Work instructions >>
Check every line of the material below for the string "phía", and return the ones that have it.

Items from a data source
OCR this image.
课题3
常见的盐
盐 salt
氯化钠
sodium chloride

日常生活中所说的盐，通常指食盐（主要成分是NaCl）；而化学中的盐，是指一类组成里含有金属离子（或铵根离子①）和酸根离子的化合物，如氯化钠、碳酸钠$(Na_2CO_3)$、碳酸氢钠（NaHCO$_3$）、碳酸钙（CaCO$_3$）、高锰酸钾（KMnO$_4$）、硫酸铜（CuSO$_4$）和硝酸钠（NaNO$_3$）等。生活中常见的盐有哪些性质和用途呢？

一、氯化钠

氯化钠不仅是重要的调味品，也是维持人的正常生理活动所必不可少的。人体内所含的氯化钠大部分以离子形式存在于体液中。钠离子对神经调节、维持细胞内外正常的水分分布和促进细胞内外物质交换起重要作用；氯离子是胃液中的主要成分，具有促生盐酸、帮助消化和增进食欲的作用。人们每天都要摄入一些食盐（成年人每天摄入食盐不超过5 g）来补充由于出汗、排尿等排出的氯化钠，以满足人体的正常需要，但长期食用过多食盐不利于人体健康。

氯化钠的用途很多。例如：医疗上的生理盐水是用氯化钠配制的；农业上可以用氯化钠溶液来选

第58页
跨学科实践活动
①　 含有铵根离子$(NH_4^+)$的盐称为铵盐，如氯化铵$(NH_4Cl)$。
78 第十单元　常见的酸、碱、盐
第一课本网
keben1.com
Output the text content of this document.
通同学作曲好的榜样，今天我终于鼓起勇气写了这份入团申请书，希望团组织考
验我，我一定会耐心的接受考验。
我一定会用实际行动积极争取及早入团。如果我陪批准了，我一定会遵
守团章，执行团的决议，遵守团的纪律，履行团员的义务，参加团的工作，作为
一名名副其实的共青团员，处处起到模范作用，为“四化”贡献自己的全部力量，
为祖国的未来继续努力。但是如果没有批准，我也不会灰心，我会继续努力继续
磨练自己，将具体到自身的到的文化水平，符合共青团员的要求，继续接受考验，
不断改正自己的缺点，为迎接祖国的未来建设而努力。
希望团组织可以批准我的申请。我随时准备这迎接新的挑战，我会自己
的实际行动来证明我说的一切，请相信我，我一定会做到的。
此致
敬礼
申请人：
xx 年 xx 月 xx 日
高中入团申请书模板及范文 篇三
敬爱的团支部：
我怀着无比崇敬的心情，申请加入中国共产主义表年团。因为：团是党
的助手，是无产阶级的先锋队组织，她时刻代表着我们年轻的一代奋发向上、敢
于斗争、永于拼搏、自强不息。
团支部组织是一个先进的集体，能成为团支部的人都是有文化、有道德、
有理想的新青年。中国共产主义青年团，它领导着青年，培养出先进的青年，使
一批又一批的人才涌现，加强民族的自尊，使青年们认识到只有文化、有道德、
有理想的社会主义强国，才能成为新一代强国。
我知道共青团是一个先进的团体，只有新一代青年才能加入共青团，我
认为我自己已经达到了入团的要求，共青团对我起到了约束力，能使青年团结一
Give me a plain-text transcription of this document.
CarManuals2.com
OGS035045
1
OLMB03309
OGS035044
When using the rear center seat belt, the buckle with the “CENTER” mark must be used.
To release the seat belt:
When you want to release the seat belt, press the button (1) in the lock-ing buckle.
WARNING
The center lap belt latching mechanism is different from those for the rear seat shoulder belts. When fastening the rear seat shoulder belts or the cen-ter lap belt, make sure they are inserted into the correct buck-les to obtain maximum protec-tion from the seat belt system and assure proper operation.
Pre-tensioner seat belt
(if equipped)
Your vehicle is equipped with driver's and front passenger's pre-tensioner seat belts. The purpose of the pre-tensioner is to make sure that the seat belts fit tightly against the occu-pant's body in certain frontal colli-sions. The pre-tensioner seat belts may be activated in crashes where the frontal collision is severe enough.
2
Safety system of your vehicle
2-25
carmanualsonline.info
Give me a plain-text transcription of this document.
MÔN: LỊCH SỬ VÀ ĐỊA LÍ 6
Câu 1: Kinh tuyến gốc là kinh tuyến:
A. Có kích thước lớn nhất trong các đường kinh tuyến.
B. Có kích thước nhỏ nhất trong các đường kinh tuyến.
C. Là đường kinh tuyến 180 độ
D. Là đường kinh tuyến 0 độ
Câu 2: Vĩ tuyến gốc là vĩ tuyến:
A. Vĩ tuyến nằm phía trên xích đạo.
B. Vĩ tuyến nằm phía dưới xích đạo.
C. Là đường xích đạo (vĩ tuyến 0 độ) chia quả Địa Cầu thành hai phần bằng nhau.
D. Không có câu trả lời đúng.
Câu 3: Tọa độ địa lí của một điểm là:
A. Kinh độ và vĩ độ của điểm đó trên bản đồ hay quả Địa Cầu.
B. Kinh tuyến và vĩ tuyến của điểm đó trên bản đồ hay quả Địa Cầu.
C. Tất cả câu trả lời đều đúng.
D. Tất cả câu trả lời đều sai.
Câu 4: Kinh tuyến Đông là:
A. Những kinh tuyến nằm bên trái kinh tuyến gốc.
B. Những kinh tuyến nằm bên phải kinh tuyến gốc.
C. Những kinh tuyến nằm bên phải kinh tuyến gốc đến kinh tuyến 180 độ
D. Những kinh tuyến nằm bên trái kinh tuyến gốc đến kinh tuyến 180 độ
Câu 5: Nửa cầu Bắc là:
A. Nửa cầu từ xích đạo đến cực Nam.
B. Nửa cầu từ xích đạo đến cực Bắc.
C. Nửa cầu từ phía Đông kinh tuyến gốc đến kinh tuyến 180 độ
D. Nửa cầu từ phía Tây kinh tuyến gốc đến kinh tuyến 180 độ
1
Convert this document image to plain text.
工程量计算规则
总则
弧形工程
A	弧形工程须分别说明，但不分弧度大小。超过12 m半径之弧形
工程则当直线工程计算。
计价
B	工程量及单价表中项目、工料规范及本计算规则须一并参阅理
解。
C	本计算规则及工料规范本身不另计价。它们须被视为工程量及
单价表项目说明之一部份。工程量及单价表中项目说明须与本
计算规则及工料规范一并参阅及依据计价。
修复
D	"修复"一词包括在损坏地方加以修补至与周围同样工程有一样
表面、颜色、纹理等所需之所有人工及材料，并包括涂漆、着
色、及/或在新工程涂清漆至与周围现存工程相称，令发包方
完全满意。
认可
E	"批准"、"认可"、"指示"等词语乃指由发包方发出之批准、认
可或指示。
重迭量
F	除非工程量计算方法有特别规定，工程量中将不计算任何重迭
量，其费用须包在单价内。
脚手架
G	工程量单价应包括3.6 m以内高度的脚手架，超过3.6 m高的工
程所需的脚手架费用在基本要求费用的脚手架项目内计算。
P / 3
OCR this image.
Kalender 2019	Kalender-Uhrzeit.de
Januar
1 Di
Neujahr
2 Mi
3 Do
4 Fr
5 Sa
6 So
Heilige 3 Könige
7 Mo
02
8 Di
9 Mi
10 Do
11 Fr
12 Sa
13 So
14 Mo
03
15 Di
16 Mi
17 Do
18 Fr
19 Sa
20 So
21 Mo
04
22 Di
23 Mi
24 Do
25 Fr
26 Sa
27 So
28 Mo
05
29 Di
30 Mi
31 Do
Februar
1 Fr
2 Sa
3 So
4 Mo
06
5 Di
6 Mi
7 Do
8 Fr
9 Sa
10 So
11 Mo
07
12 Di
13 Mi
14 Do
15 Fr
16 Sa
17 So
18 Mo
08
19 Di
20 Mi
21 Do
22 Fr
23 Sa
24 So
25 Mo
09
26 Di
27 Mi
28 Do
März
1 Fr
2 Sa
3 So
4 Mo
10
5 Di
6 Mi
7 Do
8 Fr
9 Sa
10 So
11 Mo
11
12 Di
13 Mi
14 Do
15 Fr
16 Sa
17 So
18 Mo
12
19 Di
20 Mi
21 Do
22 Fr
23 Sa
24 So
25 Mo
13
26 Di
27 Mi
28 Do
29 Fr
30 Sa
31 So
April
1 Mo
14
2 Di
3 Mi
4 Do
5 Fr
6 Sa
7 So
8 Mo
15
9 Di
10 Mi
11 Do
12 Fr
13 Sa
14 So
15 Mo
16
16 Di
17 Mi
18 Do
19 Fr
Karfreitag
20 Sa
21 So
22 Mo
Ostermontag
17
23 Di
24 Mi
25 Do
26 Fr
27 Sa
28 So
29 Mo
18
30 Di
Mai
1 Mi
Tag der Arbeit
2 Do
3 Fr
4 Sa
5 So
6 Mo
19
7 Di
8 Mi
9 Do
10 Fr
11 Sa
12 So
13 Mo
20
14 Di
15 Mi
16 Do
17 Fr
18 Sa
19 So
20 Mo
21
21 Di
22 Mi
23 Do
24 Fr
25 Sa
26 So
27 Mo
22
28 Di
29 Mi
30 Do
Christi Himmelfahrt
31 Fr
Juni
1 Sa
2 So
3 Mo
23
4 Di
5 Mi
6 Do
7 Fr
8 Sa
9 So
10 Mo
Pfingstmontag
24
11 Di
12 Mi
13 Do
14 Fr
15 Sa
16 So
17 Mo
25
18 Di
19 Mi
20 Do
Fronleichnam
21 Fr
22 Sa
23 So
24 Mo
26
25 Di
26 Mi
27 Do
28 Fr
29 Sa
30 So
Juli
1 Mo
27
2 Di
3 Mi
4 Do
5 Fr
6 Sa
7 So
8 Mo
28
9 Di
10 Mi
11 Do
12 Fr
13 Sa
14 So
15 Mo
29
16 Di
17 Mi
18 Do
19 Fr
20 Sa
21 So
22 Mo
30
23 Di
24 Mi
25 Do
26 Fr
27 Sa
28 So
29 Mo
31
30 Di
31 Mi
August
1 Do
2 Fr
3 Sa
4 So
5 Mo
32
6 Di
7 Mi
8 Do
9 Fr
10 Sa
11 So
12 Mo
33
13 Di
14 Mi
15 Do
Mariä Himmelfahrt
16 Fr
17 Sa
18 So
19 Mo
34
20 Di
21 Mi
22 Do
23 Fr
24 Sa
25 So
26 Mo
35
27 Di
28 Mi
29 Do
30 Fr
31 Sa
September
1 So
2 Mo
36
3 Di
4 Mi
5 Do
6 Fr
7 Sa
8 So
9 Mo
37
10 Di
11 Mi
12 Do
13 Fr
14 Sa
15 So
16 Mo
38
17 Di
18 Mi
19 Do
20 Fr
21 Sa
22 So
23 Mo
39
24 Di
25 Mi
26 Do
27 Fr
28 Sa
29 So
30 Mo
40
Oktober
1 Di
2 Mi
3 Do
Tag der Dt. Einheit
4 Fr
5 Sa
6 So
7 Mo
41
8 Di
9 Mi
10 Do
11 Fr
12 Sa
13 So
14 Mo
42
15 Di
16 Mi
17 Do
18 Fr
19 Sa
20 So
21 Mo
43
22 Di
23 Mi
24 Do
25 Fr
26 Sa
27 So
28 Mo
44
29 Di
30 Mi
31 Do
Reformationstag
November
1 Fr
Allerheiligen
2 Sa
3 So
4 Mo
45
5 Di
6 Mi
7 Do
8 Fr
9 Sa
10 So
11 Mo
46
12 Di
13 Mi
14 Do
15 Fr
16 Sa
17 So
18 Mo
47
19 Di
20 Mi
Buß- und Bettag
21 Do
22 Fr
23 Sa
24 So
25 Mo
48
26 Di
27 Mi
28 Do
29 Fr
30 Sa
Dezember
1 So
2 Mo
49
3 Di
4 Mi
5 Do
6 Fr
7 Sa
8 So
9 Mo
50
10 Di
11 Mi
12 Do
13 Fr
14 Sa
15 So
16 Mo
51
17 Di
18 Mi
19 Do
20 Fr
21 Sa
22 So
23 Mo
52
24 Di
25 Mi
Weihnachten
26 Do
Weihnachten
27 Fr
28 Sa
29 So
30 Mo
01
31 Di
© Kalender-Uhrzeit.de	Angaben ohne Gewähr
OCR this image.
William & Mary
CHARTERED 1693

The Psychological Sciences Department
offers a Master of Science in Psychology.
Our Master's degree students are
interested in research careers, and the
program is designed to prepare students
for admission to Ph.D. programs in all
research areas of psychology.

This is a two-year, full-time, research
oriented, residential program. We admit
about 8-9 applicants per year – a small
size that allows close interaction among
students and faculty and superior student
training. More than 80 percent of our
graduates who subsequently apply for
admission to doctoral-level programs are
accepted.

Right answer >>
A. Vĩ tuyến nằm phía trên xích đạo.
B. Vĩ tuyến nằm phía dưới xích đạo.
C. Nửa cầu từ phía Đông kinh tuyến gốc đến kinh tuyến 180 độ
D. Nửa cầu từ phía Tây kinh tuyến gốc đến kinh tuyến 180 độ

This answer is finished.